# [Requirements]
Take every line where the string "Sort" appears and copy it.

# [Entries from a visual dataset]
--- begin ---

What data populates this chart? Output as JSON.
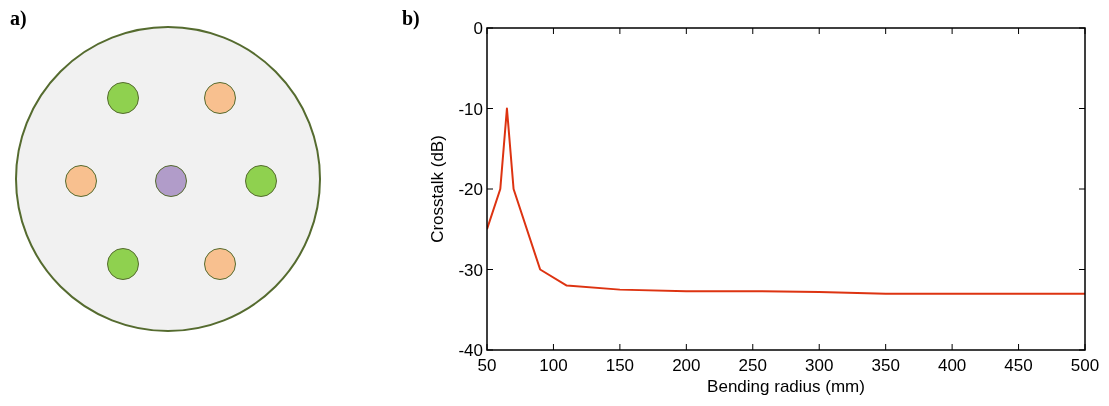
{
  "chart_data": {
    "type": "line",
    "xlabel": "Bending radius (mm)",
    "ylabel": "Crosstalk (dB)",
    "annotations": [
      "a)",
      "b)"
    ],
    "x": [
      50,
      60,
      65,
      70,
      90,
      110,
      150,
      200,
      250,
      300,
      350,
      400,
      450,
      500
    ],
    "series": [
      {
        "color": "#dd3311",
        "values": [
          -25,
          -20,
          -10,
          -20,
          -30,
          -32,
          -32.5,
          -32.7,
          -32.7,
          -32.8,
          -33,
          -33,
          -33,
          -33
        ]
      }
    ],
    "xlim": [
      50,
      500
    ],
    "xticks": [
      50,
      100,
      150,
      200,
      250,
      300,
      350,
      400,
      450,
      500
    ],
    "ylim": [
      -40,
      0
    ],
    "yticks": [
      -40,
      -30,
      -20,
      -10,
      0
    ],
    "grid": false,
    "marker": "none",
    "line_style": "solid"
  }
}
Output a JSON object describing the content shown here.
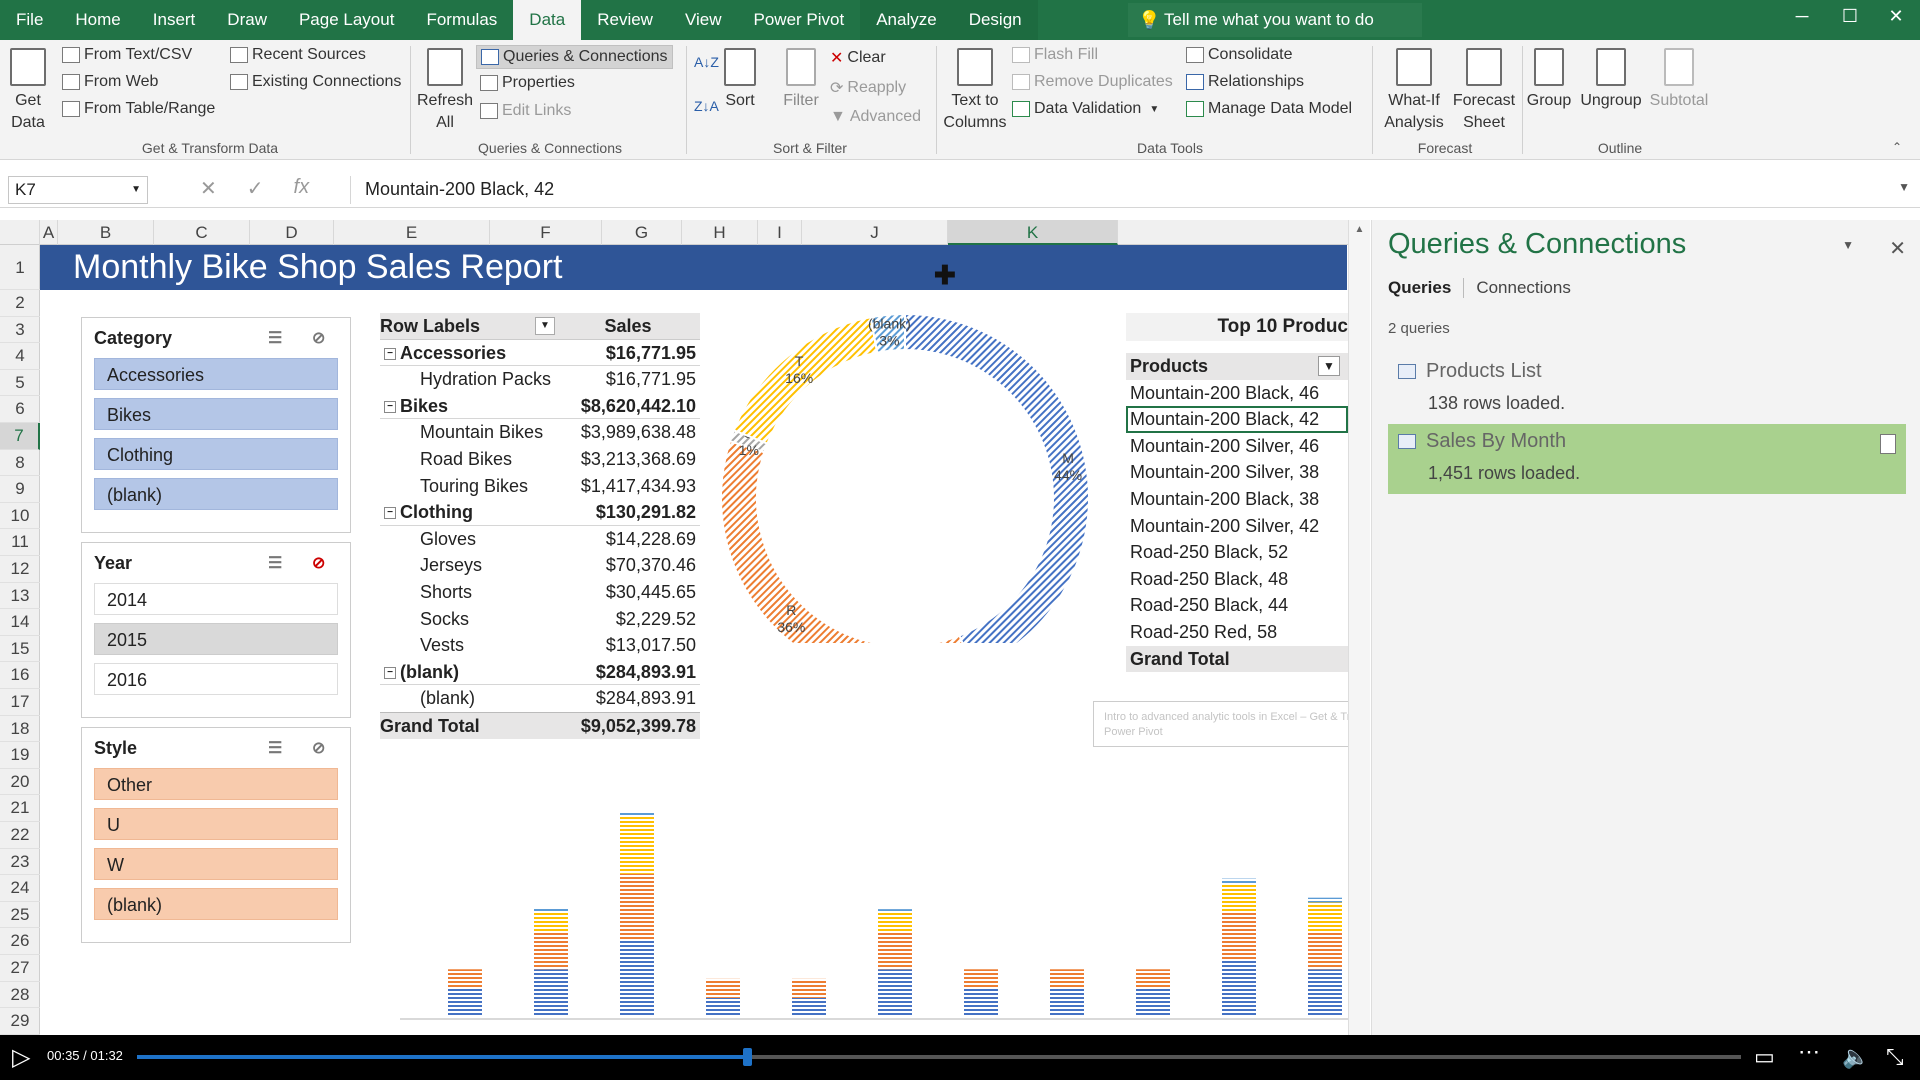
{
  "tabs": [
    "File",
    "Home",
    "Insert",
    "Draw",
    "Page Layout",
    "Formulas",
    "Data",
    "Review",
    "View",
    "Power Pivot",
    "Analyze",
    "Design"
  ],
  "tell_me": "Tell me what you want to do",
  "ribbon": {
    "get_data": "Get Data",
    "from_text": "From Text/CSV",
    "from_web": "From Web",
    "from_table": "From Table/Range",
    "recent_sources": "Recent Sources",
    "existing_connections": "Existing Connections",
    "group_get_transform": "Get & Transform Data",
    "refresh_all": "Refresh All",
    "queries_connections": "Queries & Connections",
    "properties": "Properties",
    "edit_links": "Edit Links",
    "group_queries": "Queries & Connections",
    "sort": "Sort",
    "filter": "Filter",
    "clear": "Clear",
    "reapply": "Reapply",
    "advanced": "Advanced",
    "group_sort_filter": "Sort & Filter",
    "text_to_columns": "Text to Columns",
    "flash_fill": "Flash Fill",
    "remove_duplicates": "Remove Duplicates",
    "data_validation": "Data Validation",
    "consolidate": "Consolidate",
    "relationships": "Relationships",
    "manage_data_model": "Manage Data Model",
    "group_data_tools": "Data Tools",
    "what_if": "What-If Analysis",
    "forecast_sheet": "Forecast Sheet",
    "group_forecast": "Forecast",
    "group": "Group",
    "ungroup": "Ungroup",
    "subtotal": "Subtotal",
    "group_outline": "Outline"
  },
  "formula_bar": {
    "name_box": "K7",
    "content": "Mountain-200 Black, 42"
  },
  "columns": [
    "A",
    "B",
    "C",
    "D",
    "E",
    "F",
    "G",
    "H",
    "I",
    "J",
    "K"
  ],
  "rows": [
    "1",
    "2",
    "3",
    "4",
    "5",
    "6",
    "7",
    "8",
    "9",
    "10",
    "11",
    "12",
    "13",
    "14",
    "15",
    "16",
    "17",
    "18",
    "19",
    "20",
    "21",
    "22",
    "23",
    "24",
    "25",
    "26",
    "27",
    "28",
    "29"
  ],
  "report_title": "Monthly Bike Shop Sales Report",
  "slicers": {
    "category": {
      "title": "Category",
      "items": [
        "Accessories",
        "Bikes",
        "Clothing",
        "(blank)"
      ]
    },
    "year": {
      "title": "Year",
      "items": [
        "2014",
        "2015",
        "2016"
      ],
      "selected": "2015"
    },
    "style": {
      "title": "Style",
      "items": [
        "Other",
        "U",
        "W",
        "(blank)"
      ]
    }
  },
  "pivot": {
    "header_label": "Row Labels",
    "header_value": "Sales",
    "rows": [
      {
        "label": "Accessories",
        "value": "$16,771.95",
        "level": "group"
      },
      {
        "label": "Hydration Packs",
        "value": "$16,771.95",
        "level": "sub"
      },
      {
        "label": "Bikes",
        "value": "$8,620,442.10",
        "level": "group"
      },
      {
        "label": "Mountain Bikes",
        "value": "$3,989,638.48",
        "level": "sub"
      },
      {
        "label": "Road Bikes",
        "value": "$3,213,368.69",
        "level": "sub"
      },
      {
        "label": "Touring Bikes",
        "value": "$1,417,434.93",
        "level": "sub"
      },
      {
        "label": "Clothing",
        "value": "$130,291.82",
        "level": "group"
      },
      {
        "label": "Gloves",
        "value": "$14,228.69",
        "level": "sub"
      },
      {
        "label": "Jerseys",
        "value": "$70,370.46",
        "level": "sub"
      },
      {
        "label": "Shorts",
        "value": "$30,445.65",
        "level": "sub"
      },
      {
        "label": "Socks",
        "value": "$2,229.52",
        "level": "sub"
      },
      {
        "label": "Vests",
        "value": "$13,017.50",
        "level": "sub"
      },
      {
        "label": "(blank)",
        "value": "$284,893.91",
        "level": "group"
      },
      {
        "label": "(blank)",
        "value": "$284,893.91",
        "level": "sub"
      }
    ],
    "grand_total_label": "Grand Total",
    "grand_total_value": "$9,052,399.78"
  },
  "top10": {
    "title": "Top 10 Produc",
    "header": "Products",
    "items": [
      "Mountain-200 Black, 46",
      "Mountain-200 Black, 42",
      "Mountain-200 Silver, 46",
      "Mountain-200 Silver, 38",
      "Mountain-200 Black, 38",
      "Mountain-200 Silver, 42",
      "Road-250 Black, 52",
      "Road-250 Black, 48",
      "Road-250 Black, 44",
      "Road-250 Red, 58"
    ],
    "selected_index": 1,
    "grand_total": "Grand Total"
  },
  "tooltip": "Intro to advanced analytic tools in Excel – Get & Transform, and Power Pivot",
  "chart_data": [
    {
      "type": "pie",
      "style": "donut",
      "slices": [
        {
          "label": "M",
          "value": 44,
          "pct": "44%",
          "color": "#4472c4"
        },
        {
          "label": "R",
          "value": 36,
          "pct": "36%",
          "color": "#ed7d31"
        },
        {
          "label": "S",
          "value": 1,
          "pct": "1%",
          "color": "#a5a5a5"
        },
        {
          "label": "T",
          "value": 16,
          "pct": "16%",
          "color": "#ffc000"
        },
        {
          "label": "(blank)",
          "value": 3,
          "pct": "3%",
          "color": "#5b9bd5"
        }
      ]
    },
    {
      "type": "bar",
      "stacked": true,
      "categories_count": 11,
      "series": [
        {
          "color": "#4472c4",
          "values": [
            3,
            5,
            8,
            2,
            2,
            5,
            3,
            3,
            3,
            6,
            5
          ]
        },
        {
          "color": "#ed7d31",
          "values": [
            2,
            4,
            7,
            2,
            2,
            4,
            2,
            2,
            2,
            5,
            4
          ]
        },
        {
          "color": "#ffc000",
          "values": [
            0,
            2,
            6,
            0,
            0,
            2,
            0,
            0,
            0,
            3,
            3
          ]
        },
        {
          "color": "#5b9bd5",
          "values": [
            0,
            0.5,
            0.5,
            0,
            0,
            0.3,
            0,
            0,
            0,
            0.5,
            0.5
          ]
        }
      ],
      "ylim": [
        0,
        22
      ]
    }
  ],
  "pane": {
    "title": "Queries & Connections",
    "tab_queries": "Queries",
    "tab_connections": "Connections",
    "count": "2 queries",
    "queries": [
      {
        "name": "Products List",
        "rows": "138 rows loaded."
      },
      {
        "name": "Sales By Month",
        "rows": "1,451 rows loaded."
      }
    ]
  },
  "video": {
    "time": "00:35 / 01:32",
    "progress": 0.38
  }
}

--- end ---

# [Solved exercise]
    "sort": "Sort",
    "group_sort_filter": "Sort & Filter",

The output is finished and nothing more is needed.